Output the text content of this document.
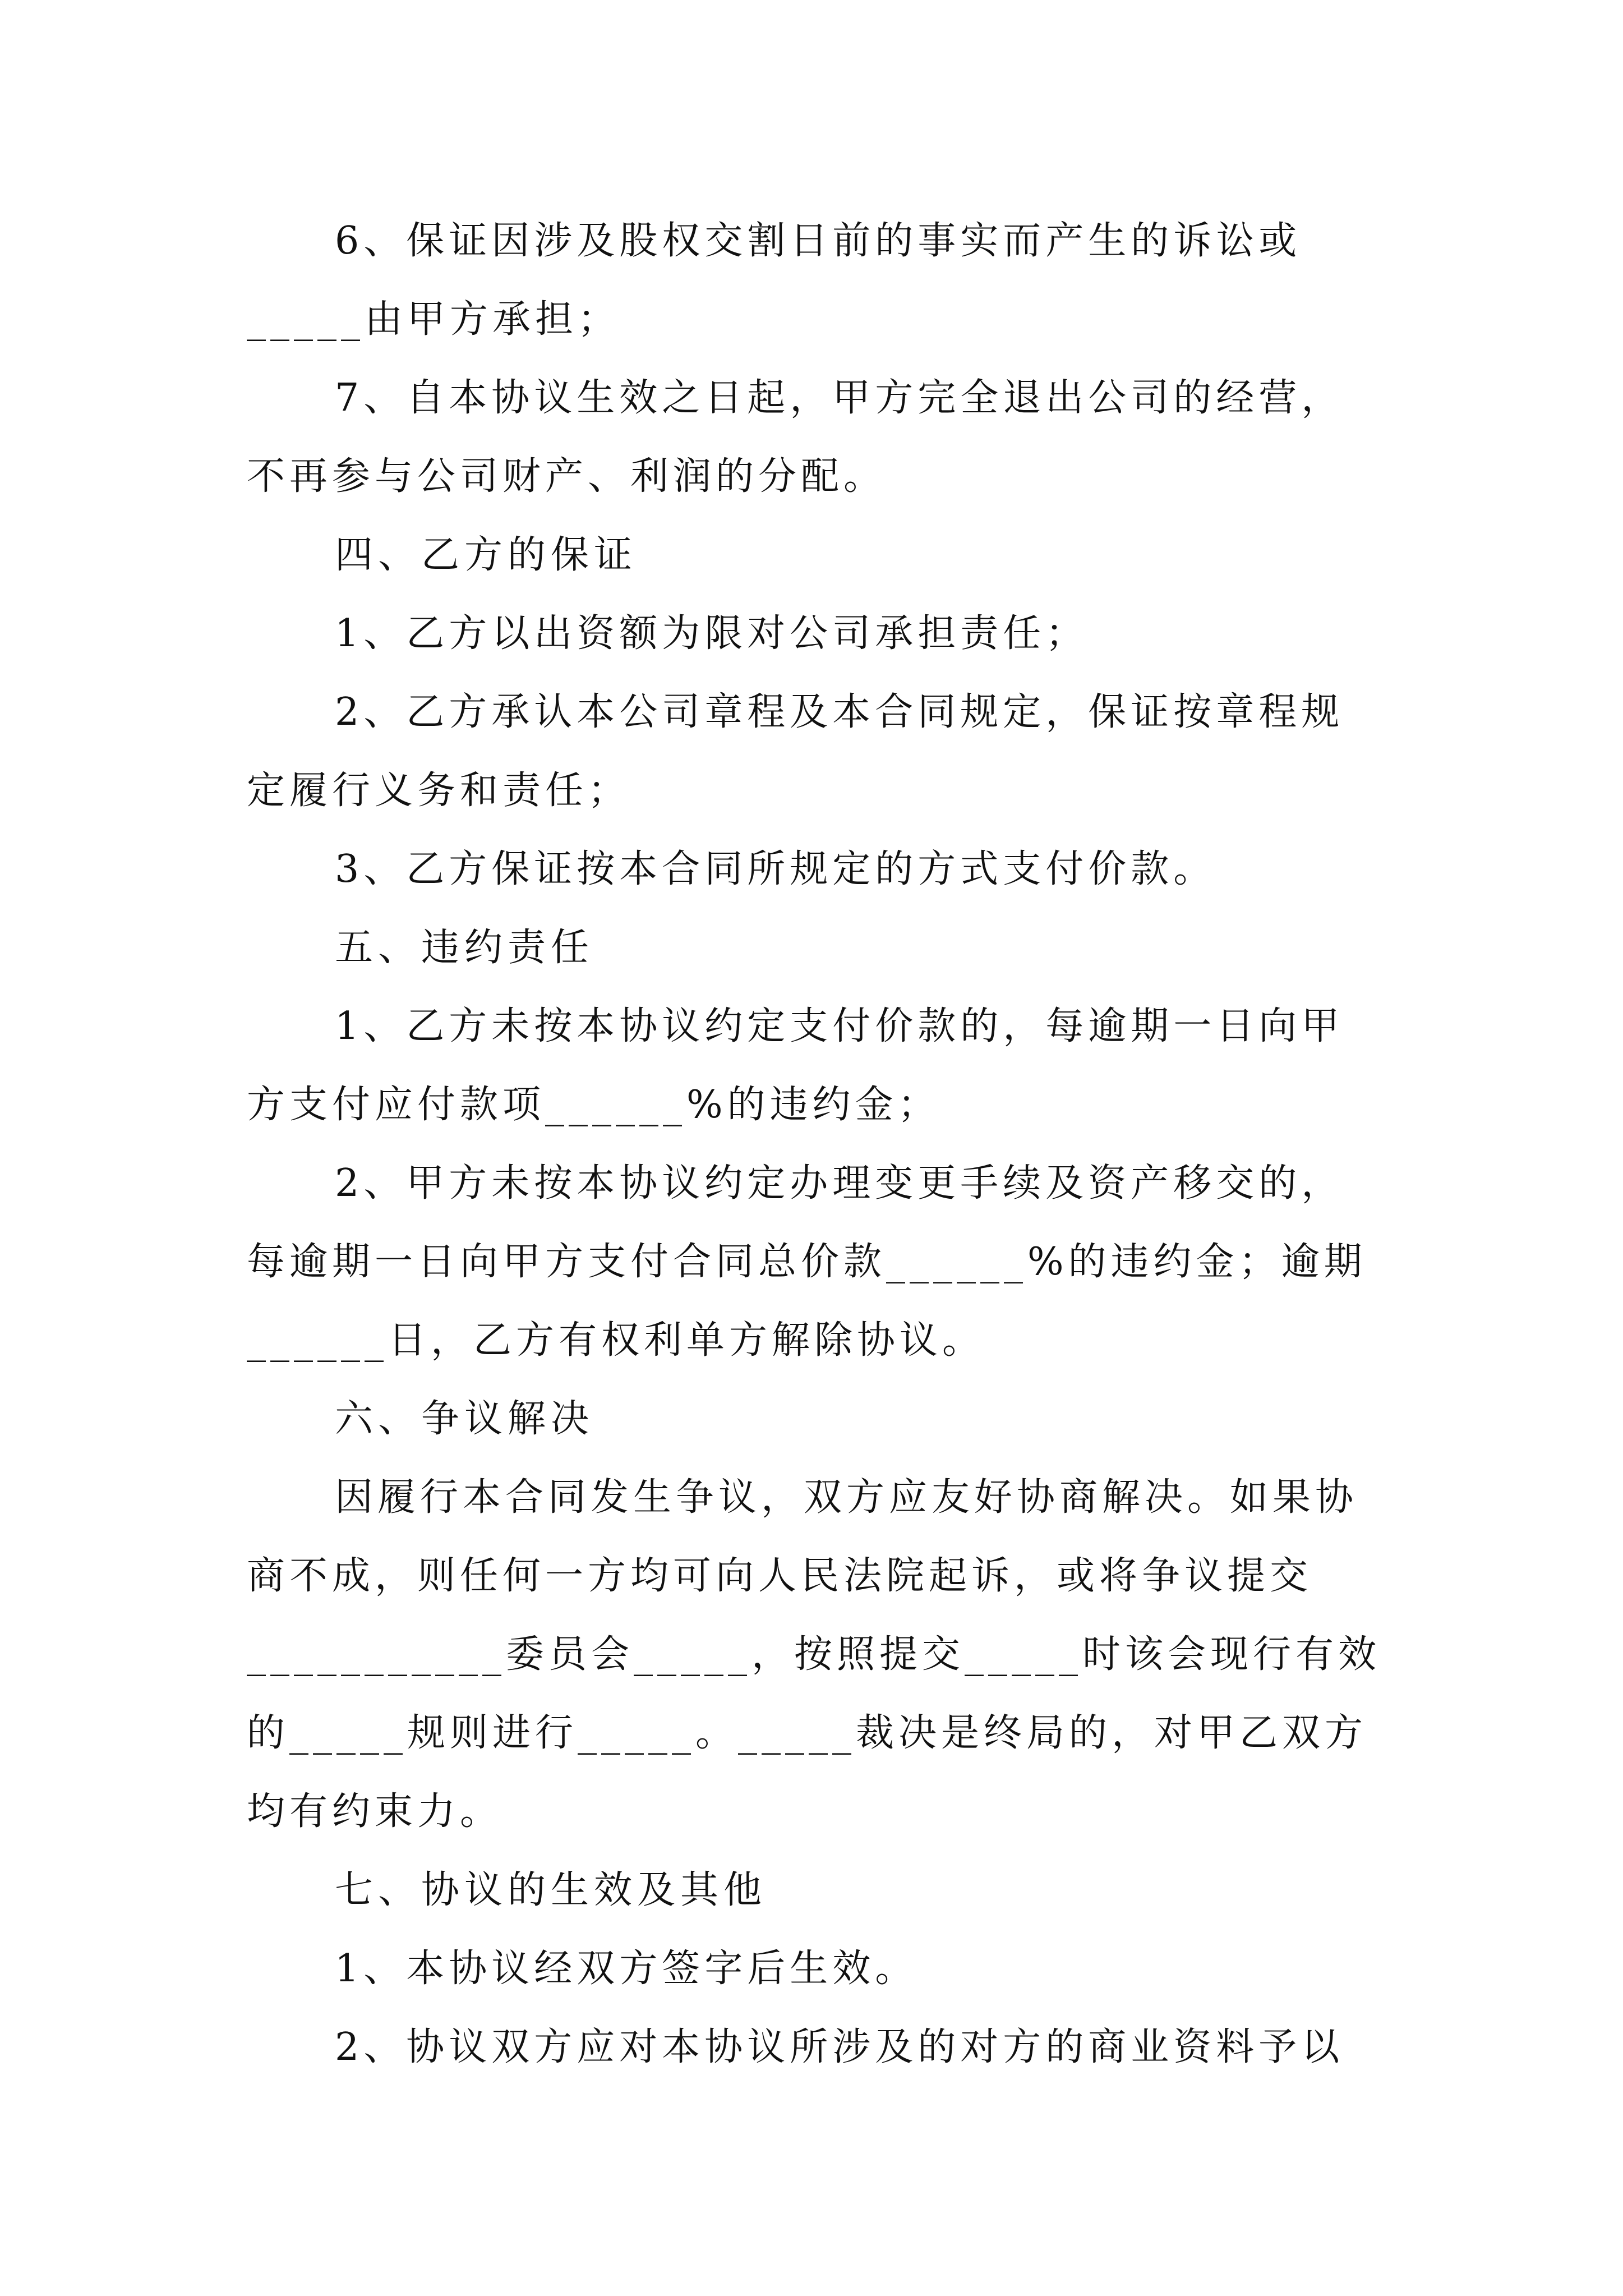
6、保证因涉及股权交割日前的事实而产生的诉讼或
_____由甲方承担；
7、自本协议生效之日起，甲方完全退出公司的经营，
不再参与公司财产、利润的分配。
四、乙方的保证
1、乙方以出资额为限对公司承担责任；
2、乙方承认本公司章程及本合同规定，保证按章程规
定履行义务和责任；
3、乙方保证按本合同所规定的方式支付价款。
五、违约责任
1、乙方未按本协议约定支付价款的，每逾期一日向甲
方支付应付款项______%的违约金；
2、甲方未按本协议约定办理变更手续及资产移交的，
每逾期一日向甲方支付合同总价款______%的违约金；逾期
______日，乙方有权利单方解除协议。
六、争议解决
因履行本合同发生争议，双方应友好协商解决。如果协
商不成，则任何一方均可向人民法院起诉，或将争议提交
___________委员会_____，按照提交_____时该会现行有效
的_____规则进行_____。_____裁决是终局的，对甲乙双方
均有约束力。
七、协议的生效及其他
1、本协议经双方签字后生效。
2、协议双方应对本协议所涉及的对方的商业资料予以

> **Work to be completed**:
Nothing but the pictures may be dropped; output the records above exactly.

> **Correct response**:
Output the text content of this document.
6、保证因涉及股权交割日前的事实而产生的诉讼或
_____由甲方承担；
7、自本协议生效之日起，甲方完全退出公司的经营，
不再参与公司财产、利润的分配。
四、乙方的保证
1、乙方以出资额为限对公司承担责任；
2、乙方承认本公司章程及本合同规定，保证按章程规
定履行义务和责任；
3、乙方保证按本合同所规定的方式支付价款。
五、违约责任
1、乙方未按本协议约定支付价款的，每逾期一日向甲
方支付应付款项______%的违约金；
2、甲方未按本协议约定办理变更手续及资产移交的，
每逾期一日向甲方支付合同总价款______%的违约金；逾期
______日，乙方有权利单方解除协议。
六、争议解决
因履行本合同发生争议，双方应友好协商解决。如果协
商不成，则任何一方均可向人民法院起诉，或将争议提交
___________委员会_____，按照提交_____时该会现行有效
的_____规则进行_____。_____裁决是终局的，对甲乙双方
均有约束力。
七、协议的生效及其他
1、本协议经双方签字后生效。
2、协议双方应对本协议所涉及的对方的商业资料予以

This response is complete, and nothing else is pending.